• Task
Your task is to repeat the entries word for word while leaving out the pictures.

Collection entries
----------
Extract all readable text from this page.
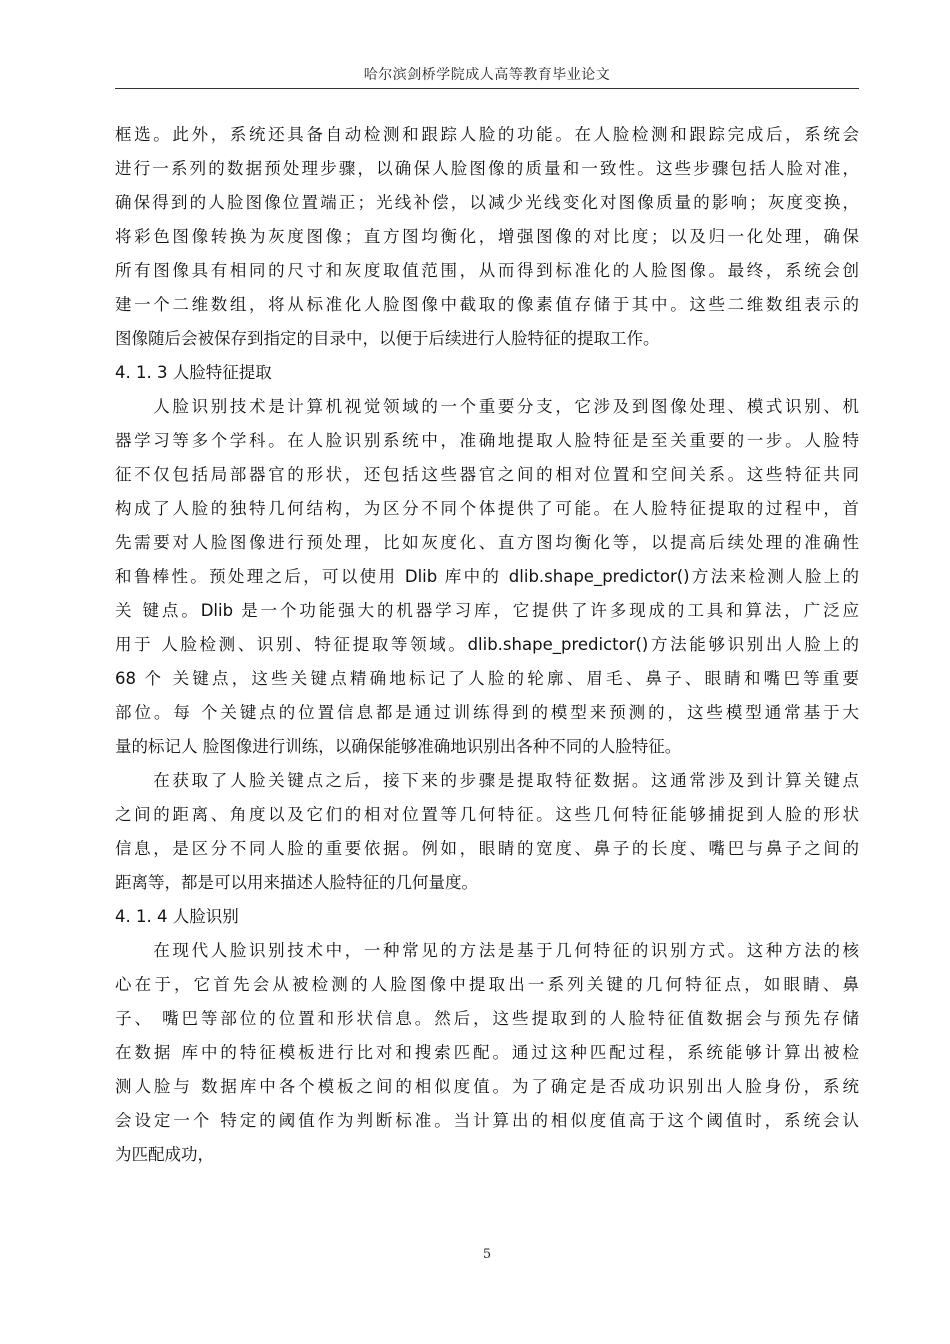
哈尔滨剑桥学院成人高等教育毕业论文
框选。此外，系统还具备自动检测和跟踪人脸的功能。在人脸检测和跟踪完成后，系统会
进行一系列的数据预处理步骤，以确保人脸图像的质量和一致性。这些步骤包括人脸对准，
确保得到的人脸图像位置端正；光线补偿，以减少光线变化对图像质量的影响；灰度变换，
将彩色图像转换为灰度图像；直方图均衡化，增强图像的对比度；以及归一化处理，确保
所有图像具有相同的尺寸和灰度取值范围，从而得到标准化的人脸图像。最终，系统会创
建一个二维数组，将从标准化人脸图像中截取的像素值存储于其中。这些二维数组表示的
图像随后会被保存到指定的目录中，以便于后续进行人脸特征的提取工作。
4. 1. 3 人脸特征提取
　　人脸识别技术是计算机视觉领域的一个重要分支，它涉及到图像处理、模式识别、机
器学习等多个学科。在人脸识别系统中，准确地提取人脸特征是至关重要的一步。人脸特
征不仅包括局部器官的形状，还包括这些器官之间的相对位置和空间关系。这些特征共同
构成了人脸的独特几何结构，为区分不同个体提供了可能。在人脸特征提取的过程中，首
先需要对人脸图像进行预处理，比如灰度化、直方图均衡化等，以提高后续处理的准确性
和鲁棒性。预处理之后，可以使用 Dlib 库中的 dlib.shape_predictor()方法来检测人脸上的
关 键点。Dlib 是一个功能强大的机器学习库，它提供了许多现成的工具和算法，广泛应
用于 人脸检测、识别、特征提取等领域。dlib.shape_predictor()方法能够识别出人脸上的
68 个 关键点，这些关键点精确地标记了人脸的轮廓、眉毛、鼻子、眼睛和嘴巴等重要
部位。每 个关键点的位置信息都是通过训练得到的模型来预测的，这些模型通常基于大
量的标记人 脸图像进行训练，以确保能够准确地识别出各种不同的人脸特征。
　　在获取了人脸关键点之后，接下来的步骤是提取特征数据。这通常涉及到计算关键点
之间的距离、角度以及它们的相对位置等几何特征。这些几何特征能够捕捉到人脸的形状
信息，是区分不同人脸的重要依据。例如，眼睛的宽度、鼻子的长度、嘴巴与鼻子之间的
距离等，都是可以用来描述人脸特征的几何量度。
4. 1. 4 人脸识别
　　在现代人脸识别技术中，一种常见的方法是基于几何特征的识别方式。这种方法的核
心在于，它首先会从被检测的人脸图像中提取出一系列关键的几何特征点，如眼睛、鼻
子、 嘴巴等部位的位置和形状信息。然后，这些提取到的人脸特征值数据会与预先存储
在数据 库中的特征模板进行比对和搜索匹配。通过这种匹配过程，系统能够计算出被检
测人脸与 数据库中各个模板之间的相似度值。为了确定是否成功识别出人脸身份，系统
会设定一个 特定的阈值作为判断标准。当计算出的相似度值高于这个阈值时，系统会认
为匹配成功，
5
----------
• Result for this exercise
Extract all readable text from this page.
哈尔滨剑桥学院成人高等教育毕业论文
框选。此外，系统还具备自动检测和跟踪人脸的功能。在人脸检测和跟踪完成后，系统会
进行一系列的数据预处理步骤，以确保人脸图像的质量和一致性。这些步骤包括人脸对准，
确保得到的人脸图像位置端正；光线补偿，以减少光线变化对图像质量的影响；灰度变换，
将彩色图像转换为灰度图像；直方图均衡化，增强图像的对比度；以及归一化处理，确保
所有图像具有相同的尺寸和灰度取值范围，从而得到标准化的人脸图像。最终，系统会创
建一个二维数组，将从标准化人脸图像中截取的像素值存储于其中。这些二维数组表示的
图像随后会被保存到指定的目录中，以便于后续进行人脸特征的提取工作。
4. 1. 3 人脸特征提取
　　人脸识别技术是计算机视觉领域的一个重要分支，它涉及到图像处理、模式识别、机
器学习等多个学科。在人脸识别系统中，准确地提取人脸特征是至关重要的一步。人脸特
征不仅包括局部器官的形状，还包括这些器官之间的相对位置和空间关系。这些特征共同
构成了人脸的独特几何结构，为区分不同个体提供了可能。在人脸特征提取的过程中，首
先需要对人脸图像进行预处理，比如灰度化、直方图均衡化等，以提高后续处理的准确性
和鲁棒性。预处理之后，可以使用 Dlib 库中的 dlib.shape_predictor()方法来检测人脸上的
关 键点。Dlib 是一个功能强大的机器学习库，它提供了许多现成的工具和算法，广泛应
用于 人脸检测、识别、特征提取等领域。dlib.shape_predictor()方法能够识别出人脸上的
68 个 关键点，这些关键点精确地标记了人脸的轮廓、眉毛、鼻子、眼睛和嘴巴等重要
部位。每 个关键点的位置信息都是通过训练得到的模型来预测的，这些模型通常基于大
量的标记人 脸图像进行训练，以确保能够准确地识别出各种不同的人脸特征。
　　在获取了人脸关键点之后，接下来的步骤是提取特征数据。这通常涉及到计算关键点
之间的距离、角度以及它们的相对位置等几何特征。这些几何特征能够捕捉到人脸的形状
信息，是区分不同人脸的重要依据。例如，眼睛的宽度、鼻子的长度、嘴巴与鼻子之间的
距离等，都是可以用来描述人脸特征的几何量度。
4. 1. 4 人脸识别
　　在现代人脸识别技术中，一种常见的方法是基于几何特征的识别方式。这种方法的核
心在于，它首先会从被检测的人脸图像中提取出一系列关键的几何特征点，如眼睛、鼻
子、 嘴巴等部位的位置和形状信息。然后，这些提取到的人脸特征值数据会与预先存储
在数据 库中的特征模板进行比对和搜索匹配。通过这种匹配过程，系统能够计算出被检
测人脸与 数据库中各个模板之间的相似度值。为了确定是否成功识别出人脸身份，系统
会设定一个 特定的阈值作为判断标准。当计算出的相似度值高于这个阈值时，系统会认
为匹配成功，
5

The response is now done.